Here are some entries; quote each one exactly.

━━━━━━

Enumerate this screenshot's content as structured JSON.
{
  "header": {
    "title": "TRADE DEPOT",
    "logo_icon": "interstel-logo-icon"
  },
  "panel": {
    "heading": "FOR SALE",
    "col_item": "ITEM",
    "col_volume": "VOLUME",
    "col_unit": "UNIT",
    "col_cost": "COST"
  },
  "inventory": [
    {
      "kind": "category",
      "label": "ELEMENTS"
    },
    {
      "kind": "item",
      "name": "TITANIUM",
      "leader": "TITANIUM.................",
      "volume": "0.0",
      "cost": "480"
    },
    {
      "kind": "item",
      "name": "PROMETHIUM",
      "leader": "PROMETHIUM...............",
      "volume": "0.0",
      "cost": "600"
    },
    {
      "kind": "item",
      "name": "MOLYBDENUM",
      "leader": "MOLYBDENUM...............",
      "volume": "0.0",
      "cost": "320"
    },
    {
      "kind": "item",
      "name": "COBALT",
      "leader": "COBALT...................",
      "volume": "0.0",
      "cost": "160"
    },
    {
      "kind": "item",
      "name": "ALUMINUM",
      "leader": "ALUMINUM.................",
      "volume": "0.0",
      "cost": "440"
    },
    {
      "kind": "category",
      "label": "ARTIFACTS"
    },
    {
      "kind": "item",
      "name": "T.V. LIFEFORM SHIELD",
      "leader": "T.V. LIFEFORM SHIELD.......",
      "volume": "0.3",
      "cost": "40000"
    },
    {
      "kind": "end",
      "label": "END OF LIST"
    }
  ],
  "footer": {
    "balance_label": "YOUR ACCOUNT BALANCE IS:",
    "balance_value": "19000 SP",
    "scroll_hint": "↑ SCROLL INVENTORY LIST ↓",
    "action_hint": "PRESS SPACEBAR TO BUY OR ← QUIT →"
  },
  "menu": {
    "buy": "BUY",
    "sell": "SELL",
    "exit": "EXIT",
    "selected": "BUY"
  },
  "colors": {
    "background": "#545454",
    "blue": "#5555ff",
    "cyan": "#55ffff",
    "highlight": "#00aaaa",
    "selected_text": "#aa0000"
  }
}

━━━━━━

* [TASK RESPONSE]
Enumerate this screenshot's content as structured JSON.
{
  "header": {
    "title": "TRADE DEPOT",
    "logo_icon": "interstel-logo-icon"
  },
  "panel": {
    "heading": "FOR SALE",
    "col_item": "ITEM",
    "col_volume": "VOLUME",
    "col_unit": "UNIT",
    "col_cost": "COST"
  },
  "inventory": [
    {
      "kind": "category",
      "label": "ELEMENTS"
    },
    {
      "kind": "item",
      "name": "TITANIUM",
      "leader": "TITANIUM.................",
      "volume": "0.0",
      "cost": "480"
    },
    {
      "kind": "item",
      "name": "PROMETHIUM",
      "leader": "PROMETHIUM...............",
      "volume": "0.0",
      "cost": "600"
    },
    {
      "kind": "item",
      "name": "MOLYBDENUM",
      "leader": "MOLYBDENUM...............",
      "volume": "0.0",
      "cost": "320"
    },
    {
      "kind": "item",
      "name": "COBALT",
      "leader": "COBALT...................",
      "volume": "0.0",
      "cost": "160"
    },
    {
      "kind": "item",
      "name": "ALUMINUM",
      "leader": "ALUMINUM.................",
      "volume": "0.0",
      "cost": "440"
    },
    {
      "kind": "category",
      "label": "ARTIFACTS"
    },
    {
      "kind": "item",
      "name": "T.V. LIFEFORM SHIELD",
      "leader": "T.V. LIFEFORM SHIELD.......",
      "volume": "0.3",
      "cost": "40000"
    },
    {
      "kind": "end",
      "label": "END OF LIST"
    }
  ],
  "footer": {
    "balance_label": "YOUR ACCOUNT BALANCE IS:",
    "balance_value": "19000 SP",
    "scroll_hint": "↑ SCROLL INVENTORY LIST ↓",
    "action_hint": "PRESS SPACEBAR TO BUY OR ← QUIT →"
  },
  "menu": {
    "buy": "BUY",
    "sell": "SELL",
    "exit": "EXIT",
    "selected": "BUY"
  },
  "colors": {
    "background": "#545454",
    "blue": "#5555ff",
    "cyan": "#55ffff",
    "highlight": "#00aaaa",
    "selected_text": "#aa0000"
  }
}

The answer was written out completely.